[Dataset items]

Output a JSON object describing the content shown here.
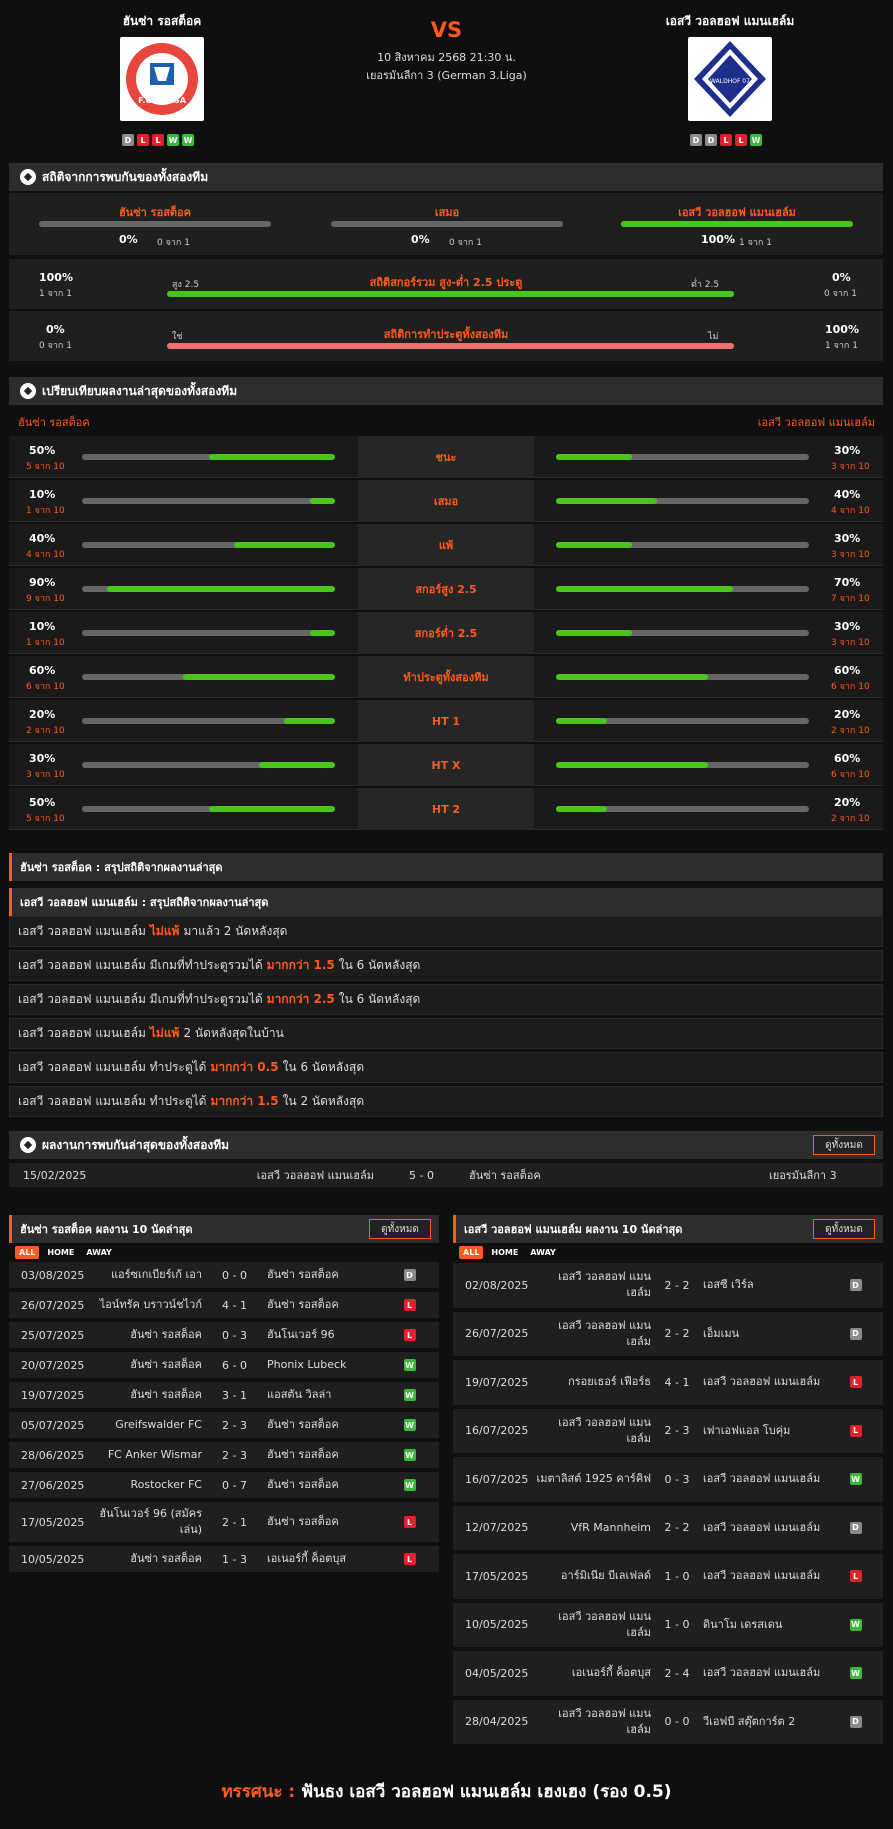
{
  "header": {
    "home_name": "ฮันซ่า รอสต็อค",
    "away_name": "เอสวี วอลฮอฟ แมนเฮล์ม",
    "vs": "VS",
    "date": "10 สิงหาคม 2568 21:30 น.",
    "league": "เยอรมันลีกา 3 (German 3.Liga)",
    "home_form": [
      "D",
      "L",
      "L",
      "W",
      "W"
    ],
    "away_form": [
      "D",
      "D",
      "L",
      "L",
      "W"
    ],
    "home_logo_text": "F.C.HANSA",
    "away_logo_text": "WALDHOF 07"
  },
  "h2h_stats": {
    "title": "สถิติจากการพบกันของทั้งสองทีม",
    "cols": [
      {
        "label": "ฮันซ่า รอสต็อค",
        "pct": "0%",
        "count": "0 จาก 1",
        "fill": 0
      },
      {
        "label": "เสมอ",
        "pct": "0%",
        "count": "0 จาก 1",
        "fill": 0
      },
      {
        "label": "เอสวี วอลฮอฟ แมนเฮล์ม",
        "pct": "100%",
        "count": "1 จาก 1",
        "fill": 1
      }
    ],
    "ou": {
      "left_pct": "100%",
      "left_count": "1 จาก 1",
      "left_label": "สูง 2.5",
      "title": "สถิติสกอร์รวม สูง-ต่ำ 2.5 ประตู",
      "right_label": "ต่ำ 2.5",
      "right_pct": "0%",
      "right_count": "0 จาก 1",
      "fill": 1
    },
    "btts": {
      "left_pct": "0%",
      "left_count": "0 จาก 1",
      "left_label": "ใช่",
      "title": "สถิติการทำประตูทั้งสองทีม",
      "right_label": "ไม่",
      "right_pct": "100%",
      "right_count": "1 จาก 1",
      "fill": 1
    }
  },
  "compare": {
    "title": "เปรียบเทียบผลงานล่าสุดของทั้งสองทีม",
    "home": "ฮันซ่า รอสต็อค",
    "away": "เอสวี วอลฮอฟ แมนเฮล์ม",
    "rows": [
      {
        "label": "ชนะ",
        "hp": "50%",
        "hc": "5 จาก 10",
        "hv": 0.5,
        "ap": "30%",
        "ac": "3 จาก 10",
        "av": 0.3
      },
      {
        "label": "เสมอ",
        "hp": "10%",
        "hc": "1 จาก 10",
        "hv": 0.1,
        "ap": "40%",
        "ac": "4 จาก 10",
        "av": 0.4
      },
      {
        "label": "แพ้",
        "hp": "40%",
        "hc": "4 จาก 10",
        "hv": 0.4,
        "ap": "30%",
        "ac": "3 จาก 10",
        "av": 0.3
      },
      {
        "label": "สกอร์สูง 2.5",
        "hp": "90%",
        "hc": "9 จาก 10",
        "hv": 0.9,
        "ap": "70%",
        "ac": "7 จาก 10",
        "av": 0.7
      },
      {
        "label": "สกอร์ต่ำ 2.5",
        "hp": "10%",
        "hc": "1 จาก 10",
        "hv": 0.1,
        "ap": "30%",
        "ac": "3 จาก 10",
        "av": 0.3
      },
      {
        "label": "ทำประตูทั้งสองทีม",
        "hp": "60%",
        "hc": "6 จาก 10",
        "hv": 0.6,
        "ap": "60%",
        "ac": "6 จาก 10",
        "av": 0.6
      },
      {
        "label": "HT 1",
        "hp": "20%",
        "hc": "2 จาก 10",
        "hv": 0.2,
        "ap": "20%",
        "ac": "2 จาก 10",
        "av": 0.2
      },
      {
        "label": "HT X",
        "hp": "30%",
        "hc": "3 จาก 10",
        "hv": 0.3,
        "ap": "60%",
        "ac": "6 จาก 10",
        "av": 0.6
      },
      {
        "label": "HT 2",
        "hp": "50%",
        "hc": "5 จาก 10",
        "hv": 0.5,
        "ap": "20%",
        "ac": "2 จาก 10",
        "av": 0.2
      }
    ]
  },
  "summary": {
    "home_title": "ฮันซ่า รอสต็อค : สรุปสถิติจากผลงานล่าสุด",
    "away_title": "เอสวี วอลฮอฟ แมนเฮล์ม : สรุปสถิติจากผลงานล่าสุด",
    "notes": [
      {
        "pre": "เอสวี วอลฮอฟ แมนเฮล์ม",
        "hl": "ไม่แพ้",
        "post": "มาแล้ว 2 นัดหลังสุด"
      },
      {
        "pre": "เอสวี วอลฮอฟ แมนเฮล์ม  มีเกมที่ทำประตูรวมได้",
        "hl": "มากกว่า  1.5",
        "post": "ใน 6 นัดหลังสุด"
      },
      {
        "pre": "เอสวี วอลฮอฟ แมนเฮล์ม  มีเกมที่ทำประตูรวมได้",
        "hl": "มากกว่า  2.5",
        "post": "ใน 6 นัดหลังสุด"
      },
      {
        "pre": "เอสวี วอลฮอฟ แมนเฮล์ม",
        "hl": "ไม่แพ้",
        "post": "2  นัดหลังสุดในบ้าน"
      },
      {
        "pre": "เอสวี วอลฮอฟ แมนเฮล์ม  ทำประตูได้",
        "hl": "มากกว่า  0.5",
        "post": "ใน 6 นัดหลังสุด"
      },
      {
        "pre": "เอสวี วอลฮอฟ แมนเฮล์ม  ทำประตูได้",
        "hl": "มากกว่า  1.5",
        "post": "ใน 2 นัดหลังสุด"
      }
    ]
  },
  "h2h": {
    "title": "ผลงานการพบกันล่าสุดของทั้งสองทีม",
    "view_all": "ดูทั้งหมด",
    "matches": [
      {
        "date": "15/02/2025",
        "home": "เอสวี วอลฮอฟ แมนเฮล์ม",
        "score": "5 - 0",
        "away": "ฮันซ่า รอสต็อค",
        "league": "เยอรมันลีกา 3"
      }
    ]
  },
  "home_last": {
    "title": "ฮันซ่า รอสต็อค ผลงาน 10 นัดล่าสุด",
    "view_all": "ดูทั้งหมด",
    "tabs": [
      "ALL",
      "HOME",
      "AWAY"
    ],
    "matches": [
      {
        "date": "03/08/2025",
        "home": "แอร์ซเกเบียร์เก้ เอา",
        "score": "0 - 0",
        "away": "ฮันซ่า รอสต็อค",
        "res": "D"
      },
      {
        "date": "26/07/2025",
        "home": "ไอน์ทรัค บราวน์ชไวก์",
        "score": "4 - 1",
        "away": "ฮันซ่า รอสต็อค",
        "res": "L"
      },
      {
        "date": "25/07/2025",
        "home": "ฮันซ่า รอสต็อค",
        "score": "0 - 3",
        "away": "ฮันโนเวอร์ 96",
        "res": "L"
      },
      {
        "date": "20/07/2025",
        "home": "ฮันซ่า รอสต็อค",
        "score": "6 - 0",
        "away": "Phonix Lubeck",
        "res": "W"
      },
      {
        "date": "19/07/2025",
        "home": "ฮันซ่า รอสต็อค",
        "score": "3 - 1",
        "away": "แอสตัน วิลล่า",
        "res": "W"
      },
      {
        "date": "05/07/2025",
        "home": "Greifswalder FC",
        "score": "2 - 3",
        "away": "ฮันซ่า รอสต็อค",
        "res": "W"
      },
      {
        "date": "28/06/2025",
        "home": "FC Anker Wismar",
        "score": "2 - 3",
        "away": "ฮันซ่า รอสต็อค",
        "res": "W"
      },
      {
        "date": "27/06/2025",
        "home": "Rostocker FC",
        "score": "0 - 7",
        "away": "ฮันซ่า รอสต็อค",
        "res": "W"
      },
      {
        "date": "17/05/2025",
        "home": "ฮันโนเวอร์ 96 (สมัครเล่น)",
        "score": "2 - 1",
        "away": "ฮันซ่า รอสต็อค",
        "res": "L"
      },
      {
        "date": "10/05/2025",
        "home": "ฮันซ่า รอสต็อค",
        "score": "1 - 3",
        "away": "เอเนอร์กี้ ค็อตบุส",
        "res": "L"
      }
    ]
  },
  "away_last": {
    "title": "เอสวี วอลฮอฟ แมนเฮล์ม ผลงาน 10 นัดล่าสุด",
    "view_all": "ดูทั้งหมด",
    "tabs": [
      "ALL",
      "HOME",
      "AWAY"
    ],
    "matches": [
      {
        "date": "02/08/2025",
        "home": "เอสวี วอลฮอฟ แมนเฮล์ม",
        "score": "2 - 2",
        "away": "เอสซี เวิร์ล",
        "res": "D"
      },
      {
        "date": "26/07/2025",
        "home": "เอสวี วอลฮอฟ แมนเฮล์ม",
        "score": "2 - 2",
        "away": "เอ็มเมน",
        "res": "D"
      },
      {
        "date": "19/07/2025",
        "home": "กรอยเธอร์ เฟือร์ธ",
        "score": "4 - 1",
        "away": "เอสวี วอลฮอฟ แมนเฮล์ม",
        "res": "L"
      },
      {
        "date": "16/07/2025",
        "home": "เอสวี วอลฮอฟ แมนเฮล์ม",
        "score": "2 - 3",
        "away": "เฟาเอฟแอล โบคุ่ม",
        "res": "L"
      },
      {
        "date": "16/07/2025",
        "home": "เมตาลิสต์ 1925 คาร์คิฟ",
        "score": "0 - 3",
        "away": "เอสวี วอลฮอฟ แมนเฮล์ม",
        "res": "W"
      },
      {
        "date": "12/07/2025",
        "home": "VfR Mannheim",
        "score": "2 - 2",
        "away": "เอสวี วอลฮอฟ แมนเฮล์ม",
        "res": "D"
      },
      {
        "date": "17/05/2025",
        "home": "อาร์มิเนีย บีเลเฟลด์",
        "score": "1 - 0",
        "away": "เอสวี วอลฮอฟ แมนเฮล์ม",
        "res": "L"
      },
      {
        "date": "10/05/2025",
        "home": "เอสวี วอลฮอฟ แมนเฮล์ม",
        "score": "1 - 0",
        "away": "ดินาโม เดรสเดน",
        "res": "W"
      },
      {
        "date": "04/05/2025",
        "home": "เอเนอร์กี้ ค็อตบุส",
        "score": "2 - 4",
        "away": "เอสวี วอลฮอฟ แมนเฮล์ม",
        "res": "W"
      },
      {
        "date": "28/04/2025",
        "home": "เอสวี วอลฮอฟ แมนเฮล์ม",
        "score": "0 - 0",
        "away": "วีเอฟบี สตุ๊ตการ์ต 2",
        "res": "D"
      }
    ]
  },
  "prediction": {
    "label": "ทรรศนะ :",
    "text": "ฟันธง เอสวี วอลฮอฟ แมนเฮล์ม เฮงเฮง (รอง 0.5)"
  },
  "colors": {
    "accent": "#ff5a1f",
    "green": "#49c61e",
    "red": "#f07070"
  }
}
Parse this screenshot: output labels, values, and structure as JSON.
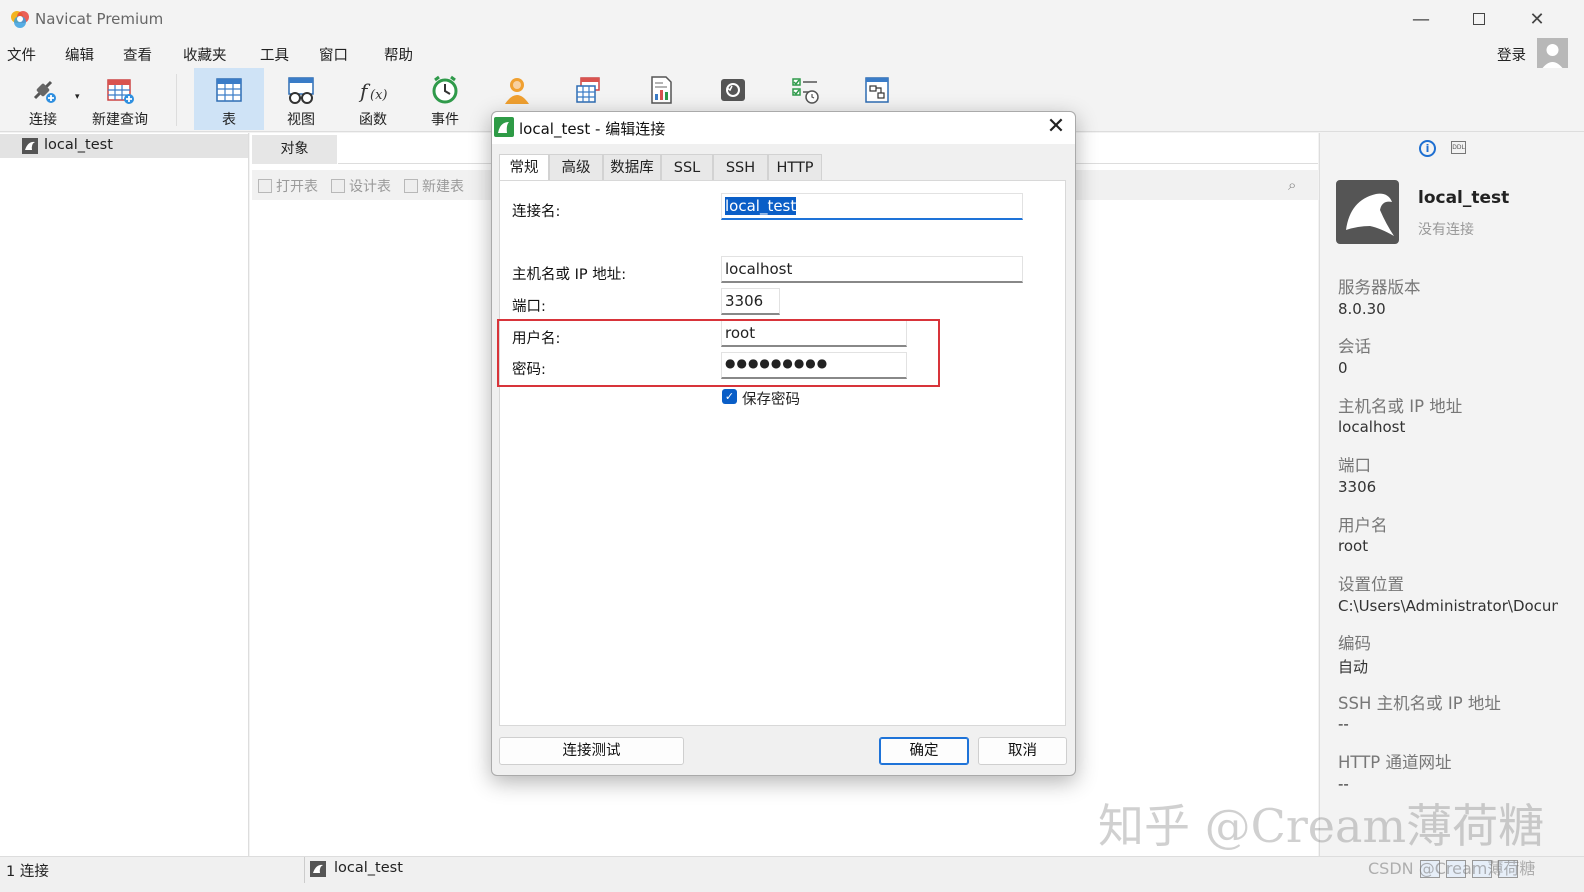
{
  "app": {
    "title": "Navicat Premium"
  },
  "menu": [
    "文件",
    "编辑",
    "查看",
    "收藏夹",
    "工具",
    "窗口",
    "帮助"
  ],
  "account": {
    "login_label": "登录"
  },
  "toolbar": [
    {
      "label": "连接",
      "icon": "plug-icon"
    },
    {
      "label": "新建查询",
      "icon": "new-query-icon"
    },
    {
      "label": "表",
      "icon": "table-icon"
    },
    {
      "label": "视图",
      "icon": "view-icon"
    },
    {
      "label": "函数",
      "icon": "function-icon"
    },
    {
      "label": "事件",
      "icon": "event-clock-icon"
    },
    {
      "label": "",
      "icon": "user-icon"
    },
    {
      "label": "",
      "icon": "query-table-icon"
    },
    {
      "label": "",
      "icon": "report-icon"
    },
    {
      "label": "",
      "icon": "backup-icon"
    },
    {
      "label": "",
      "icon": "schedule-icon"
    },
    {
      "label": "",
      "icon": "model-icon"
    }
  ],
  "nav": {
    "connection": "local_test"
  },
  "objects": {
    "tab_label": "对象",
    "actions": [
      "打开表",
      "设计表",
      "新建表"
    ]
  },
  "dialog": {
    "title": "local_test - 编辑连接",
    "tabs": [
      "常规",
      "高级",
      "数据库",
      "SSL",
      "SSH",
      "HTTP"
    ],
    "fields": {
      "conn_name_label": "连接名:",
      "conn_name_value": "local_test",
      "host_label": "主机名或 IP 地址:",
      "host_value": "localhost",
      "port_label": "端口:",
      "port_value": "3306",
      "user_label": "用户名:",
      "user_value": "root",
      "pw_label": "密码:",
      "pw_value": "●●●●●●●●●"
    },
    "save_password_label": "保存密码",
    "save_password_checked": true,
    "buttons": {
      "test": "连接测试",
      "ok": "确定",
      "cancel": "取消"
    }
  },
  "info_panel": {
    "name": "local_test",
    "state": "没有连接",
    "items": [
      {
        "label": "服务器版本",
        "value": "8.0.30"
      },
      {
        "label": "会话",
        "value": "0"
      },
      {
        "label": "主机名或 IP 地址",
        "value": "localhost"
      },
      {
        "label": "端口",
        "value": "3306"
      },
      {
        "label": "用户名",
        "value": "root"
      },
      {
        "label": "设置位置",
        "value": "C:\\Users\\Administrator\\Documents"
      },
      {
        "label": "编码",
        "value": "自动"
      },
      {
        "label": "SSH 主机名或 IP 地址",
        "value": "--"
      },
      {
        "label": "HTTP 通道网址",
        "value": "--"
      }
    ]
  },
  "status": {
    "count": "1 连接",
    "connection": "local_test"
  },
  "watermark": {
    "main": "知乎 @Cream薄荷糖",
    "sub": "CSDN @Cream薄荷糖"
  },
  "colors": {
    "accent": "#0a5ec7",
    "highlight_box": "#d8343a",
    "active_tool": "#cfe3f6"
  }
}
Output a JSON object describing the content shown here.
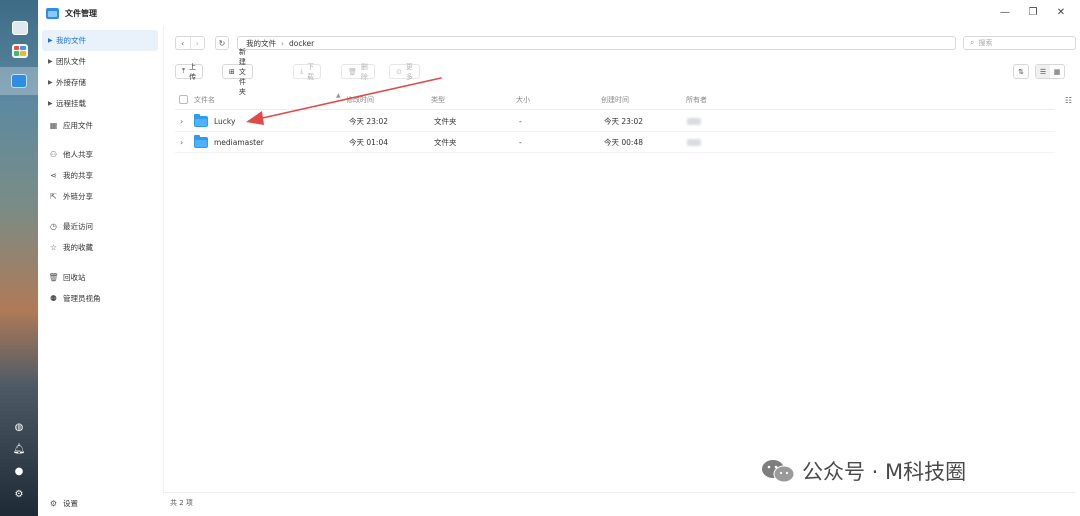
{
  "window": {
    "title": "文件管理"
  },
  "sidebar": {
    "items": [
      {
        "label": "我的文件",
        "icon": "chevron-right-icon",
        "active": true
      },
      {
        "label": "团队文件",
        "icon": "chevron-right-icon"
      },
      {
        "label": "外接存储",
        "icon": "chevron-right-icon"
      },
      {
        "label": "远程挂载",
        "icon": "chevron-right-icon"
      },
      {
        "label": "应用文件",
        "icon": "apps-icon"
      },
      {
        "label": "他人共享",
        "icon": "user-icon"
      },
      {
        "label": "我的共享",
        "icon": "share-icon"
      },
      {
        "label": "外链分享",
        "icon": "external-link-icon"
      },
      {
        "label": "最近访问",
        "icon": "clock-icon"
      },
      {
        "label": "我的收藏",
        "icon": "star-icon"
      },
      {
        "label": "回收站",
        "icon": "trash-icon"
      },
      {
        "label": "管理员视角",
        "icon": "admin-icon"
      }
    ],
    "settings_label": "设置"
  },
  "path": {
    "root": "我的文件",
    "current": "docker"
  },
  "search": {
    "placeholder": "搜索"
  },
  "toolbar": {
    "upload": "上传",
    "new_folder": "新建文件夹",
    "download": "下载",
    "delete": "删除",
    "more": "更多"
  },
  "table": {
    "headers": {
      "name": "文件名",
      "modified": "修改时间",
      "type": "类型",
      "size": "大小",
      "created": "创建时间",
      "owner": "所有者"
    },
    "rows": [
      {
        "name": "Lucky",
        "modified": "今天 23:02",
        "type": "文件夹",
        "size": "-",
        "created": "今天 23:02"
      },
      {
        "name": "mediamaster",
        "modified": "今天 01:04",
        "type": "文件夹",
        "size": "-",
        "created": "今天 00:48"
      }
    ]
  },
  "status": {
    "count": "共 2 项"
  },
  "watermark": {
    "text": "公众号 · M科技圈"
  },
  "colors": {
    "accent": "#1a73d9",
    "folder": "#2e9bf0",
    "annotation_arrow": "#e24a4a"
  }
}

→ Problem requirements
State the count of lines in the data holding the word "query", adding nothing to it.

→ Response below
2